● Exercise brief:
In the items below, rewrite the part that opens with the line containing "x-axis-categories: 9-2011 12-2011" and closes with the line containing "bar-eps-estimate [174,177,210,361]" as a numbered list, one entry per line, leaving out blank lines.

*** Extracted records

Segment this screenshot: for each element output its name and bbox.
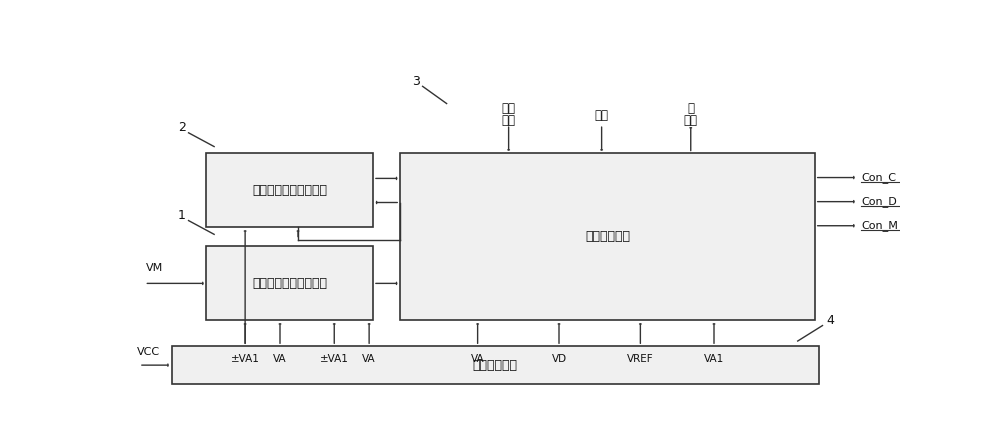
Text: ±VA1: ±VA1 <box>320 354 349 364</box>
Text: Con_M: Con_M <box>861 220 898 231</box>
Text: Con_C: Con_C <box>861 172 896 183</box>
Text: Con_D: Con_D <box>861 196 897 207</box>
Bar <box>206 153 373 228</box>
Text: VM: VM <box>146 263 163 273</box>
Bar <box>172 346 819 384</box>
Text: 2: 2 <box>178 121 186 134</box>
Text: VREF: VREF <box>627 354 654 364</box>
Text: 显示: 显示 <box>684 114 698 127</box>
Text: 电容电压测量调理电路: 电容电压测量调理电路 <box>252 277 327 290</box>
Text: VA1: VA1 <box>704 354 724 364</box>
Text: VA: VA <box>471 354 484 364</box>
Text: VD: VD <box>551 354 567 364</box>
Text: 键盘: 键盘 <box>595 109 609 122</box>
Text: 电压转换电路: 电压转换电路 <box>473 358 518 371</box>
Bar <box>400 153 815 320</box>
Text: VCC: VCC <box>137 346 160 357</box>
Text: VA: VA <box>362 354 376 364</box>
Text: 4: 4 <box>826 314 834 327</box>
Text: ±VA1: ±VA1 <box>231 354 260 364</box>
Text: 数据采集电路: 数据采集电路 <box>585 230 630 244</box>
Text: 脉冲磁场测量调理电路: 脉冲磁场测量调理电路 <box>252 184 327 197</box>
Text: 充磁: 充磁 <box>502 114 516 127</box>
Text: 1: 1 <box>178 209 186 222</box>
Text: 3: 3 <box>412 75 420 88</box>
Text: 屏: 屏 <box>687 102 694 115</box>
Text: VA: VA <box>273 354 287 364</box>
Text: 线圈: 线圈 <box>502 102 516 115</box>
Bar <box>206 246 373 320</box>
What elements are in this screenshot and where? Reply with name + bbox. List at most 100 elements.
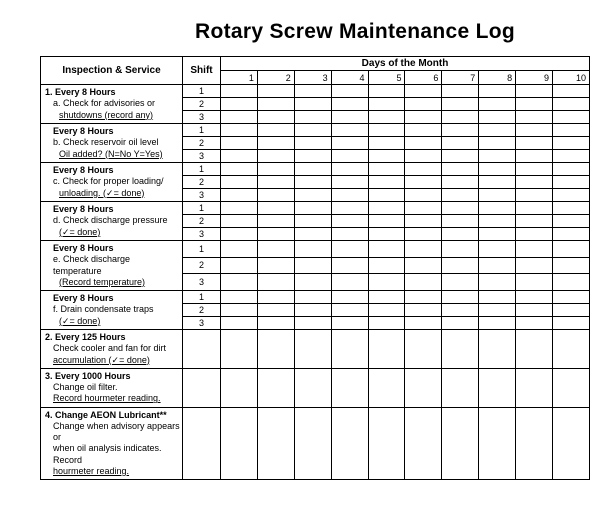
log-cell[interactable] (516, 274, 553, 291)
log-cell[interactable] (368, 228, 405, 241)
log-cell[interactable] (294, 304, 331, 317)
log-cell[interactable] (257, 202, 294, 215)
log-cell[interactable] (257, 274, 294, 291)
log-cell[interactable] (294, 111, 331, 124)
log-cell[interactable] (331, 111, 368, 124)
log-cell[interactable] (553, 228, 590, 241)
log-cell[interactable] (442, 317, 479, 330)
log-cell[interactable] (516, 176, 553, 189)
log-cell[interactable] (442, 274, 479, 291)
log-cell[interactable] (221, 368, 258, 407)
log-cell[interactable] (479, 407, 516, 480)
log-cell[interactable] (479, 150, 516, 163)
log-cell[interactable] (294, 257, 331, 274)
log-cell[interactable] (405, 150, 442, 163)
log-cell[interactable] (294, 291, 331, 304)
log-cell[interactable] (405, 228, 442, 241)
log-cell[interactable] (294, 215, 331, 228)
log-cell[interactable] (257, 317, 294, 330)
log-cell[interactable] (442, 137, 479, 150)
log-cell[interactable] (479, 228, 516, 241)
log-cell[interactable] (405, 163, 442, 176)
log-cell[interactable] (553, 304, 590, 317)
log-cell[interactable] (405, 176, 442, 189)
log-cell[interactable] (442, 228, 479, 241)
log-cell[interactable] (516, 241, 553, 258)
log-cell[interactable] (368, 304, 405, 317)
log-cell[interactable] (442, 111, 479, 124)
log-cell[interactable] (331, 241, 368, 258)
log-cell[interactable] (368, 317, 405, 330)
log-cell[interactable] (331, 124, 368, 137)
log-cell[interactable] (294, 317, 331, 330)
log-cell[interactable] (331, 202, 368, 215)
log-cell[interactable] (553, 137, 590, 150)
log-cell[interactable] (405, 330, 442, 369)
log-cell[interactable] (331, 407, 368, 480)
log-cell[interactable] (368, 176, 405, 189)
log-cell[interactable] (368, 330, 405, 369)
log-cell[interactable] (442, 241, 479, 258)
log-cell[interactable] (405, 291, 442, 304)
log-cell[interactable] (553, 202, 590, 215)
log-cell[interactable] (553, 368, 590, 407)
log-cell[interactable] (405, 274, 442, 291)
log-cell[interactable] (331, 189, 368, 202)
log-cell[interactable] (405, 368, 442, 407)
log-cell[interactable] (405, 137, 442, 150)
log-cell[interactable] (553, 176, 590, 189)
log-cell[interactable] (405, 202, 442, 215)
log-cell[interactable] (368, 111, 405, 124)
log-cell[interactable] (331, 215, 368, 228)
log-cell[interactable] (479, 111, 516, 124)
log-cell[interactable] (553, 407, 590, 480)
log-cell[interactable] (221, 111, 258, 124)
log-cell[interactable] (368, 124, 405, 137)
log-cell[interactable] (516, 291, 553, 304)
log-cell[interactable] (516, 228, 553, 241)
log-cell[interactable] (442, 202, 479, 215)
log-cell[interactable] (553, 124, 590, 137)
log-cell[interactable] (294, 274, 331, 291)
log-cell[interactable] (479, 317, 516, 330)
log-cell[interactable] (294, 228, 331, 241)
log-cell[interactable] (221, 317, 258, 330)
log-cell[interactable] (442, 257, 479, 274)
log-cell[interactable] (442, 330, 479, 369)
log-cell[interactable] (221, 330, 258, 369)
log-cell[interactable] (257, 291, 294, 304)
log-cell[interactable] (257, 137, 294, 150)
log-cell[interactable] (479, 176, 516, 189)
log-cell[interactable] (516, 407, 553, 480)
log-cell[interactable] (221, 304, 258, 317)
log-cell[interactable] (516, 124, 553, 137)
log-cell[interactable] (442, 98, 479, 111)
log-cell[interactable] (221, 150, 258, 163)
log-cell[interactable] (221, 215, 258, 228)
log-cell[interactable] (516, 150, 553, 163)
log-cell[interactable] (331, 163, 368, 176)
log-cell[interactable] (479, 241, 516, 258)
log-cell[interactable] (479, 137, 516, 150)
log-cell[interactable] (221, 241, 258, 258)
log-cell[interactable] (405, 257, 442, 274)
log-cell[interactable] (516, 98, 553, 111)
log-cell[interactable] (257, 189, 294, 202)
log-cell[interactable] (331, 176, 368, 189)
log-cell[interactable] (405, 85, 442, 98)
log-cell[interactable] (368, 215, 405, 228)
log-cell[interactable] (294, 176, 331, 189)
log-cell[interactable] (257, 111, 294, 124)
log-cell[interactable] (479, 124, 516, 137)
log-cell[interactable] (368, 189, 405, 202)
log-cell[interactable] (442, 368, 479, 407)
log-cell[interactable] (405, 241, 442, 258)
log-cell[interactable] (553, 330, 590, 369)
log-cell[interactable] (516, 330, 553, 369)
log-cell[interactable] (405, 317, 442, 330)
log-cell[interactable] (516, 215, 553, 228)
log-cell[interactable] (331, 257, 368, 274)
log-cell[interactable] (553, 150, 590, 163)
log-cell[interactable] (516, 304, 553, 317)
log-cell[interactable] (442, 85, 479, 98)
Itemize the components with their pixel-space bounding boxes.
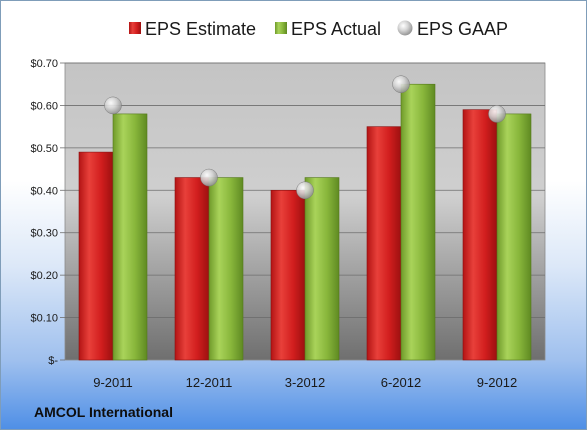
x-axis-categories: 9-2011 12-2011 3-2012 6-2012 9-2012 [93,375,517,390]
y-tick-label: $0.20 [30,270,58,282]
gaap-markers [104,75,506,200]
y-tick-label: $0.30 [30,228,58,240]
bars [78,83,532,361]
bar-eps-estimate [78,151,114,361]
bar-eps-estimate [270,189,306,361]
bar-eps-estimate [366,126,402,361]
legend-label-eps-actual: EPS Actual [291,19,381,39]
legend-item-eps-gaap: EPS GAAP [397,19,508,39]
bar-eps-actual [304,177,340,361]
legend-item-eps-actual: EPS Actual [275,19,381,39]
company-name: AMCOL International [34,404,173,420]
x-category-label: 6-2012 [381,375,421,390]
y-axis-ticks: $- $0.10 $0.20 $0.30 $0.40 $0.50 $0.60 $0.70 [30,58,65,367]
x-category-label: 12-2011 [186,375,233,390]
marker-eps-gaap [488,105,506,123]
legend-label-eps-estimate: EPS Estimate [145,19,256,39]
bar-eps-estimate [174,177,210,361]
y-tick-label: $0.40 [30,185,58,197]
y-tick-label: $- [48,355,58,367]
bar-eps-actual [112,113,148,361]
y-tick-label: $0.60 [30,100,58,112]
marker-eps-gaap [392,75,410,93]
legend-swatch-eps-estimate [129,22,141,34]
bar-eps-actual [400,83,436,361]
marker-eps-gaap [296,181,314,200]
legend-swatch-eps-actual [275,22,287,34]
bar-eps-actual [496,113,532,361]
y-tick-label: $0.50 [30,143,58,155]
y-tick-label: $0.10 [30,313,58,325]
x-category-label: 3-2012 [285,375,325,390]
bar-eps-estimate [462,109,498,361]
legend-label-eps-gaap: EPS GAAP [417,19,508,39]
y-tick-label: $0.70 [30,58,58,70]
marker-eps-gaap [200,168,218,187]
marker-eps-gaap [104,96,122,115]
legend: EPS Estimate EPS Actual EPS GAAP [129,19,508,39]
x-category-label: 9-2012 [477,375,517,390]
legend-swatch-eps-gaap [397,20,413,36]
legend-item-eps-estimate: EPS Estimate [129,19,256,39]
x-category-label: 9-2011 [93,375,133,390]
bar-eps-actual [208,177,244,361]
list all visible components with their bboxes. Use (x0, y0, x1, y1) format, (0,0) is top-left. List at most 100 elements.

******

● The solution:
1. x-axis-categories: 9-2011 12-2011 3-2012 6-2012 9-2012 [93,375,517,390]
2. y-tick-label: $0.20 [30,270,58,282]
3. gaap-markers [104,75,506,200]
4. y-tick-label: $0.30 [30,228,58,240]
5. bars [78,83,532,361]
6. bar-eps-estimate [78,151,114,361]
7. bar-eps-estimate [270,189,306,361]
8. bar-eps-estimate [366,126,402,361]
9. legend-label-eps-actual: EPS Actual [291,19,381,39]
10. legend-item-eps-gaap: EPS GAAP [397,19,508,39]
11. bar-eps-actual [304,177,340,361]
12. legend-item-eps-actual: EPS Actual [275,19,381,39]
13. company-name: AMCOL International [34,404,173,420]
14. x-category-label: 6-2012 [381,375,421,390]
15. y-axis-ticks: $- $0.10 $0.20 $0.30 $0.40 $0.50 $0.60 $0.70 [30,58,65,367]
16. x-category-label: 12-2011 [186,375,233,390]
17. marker-eps-gaap [488,105,506,123]
18. legend-label-eps-estimate: EPS Estimate [145,19,256,39]
19. bar-eps-estimate [174,177,210,361]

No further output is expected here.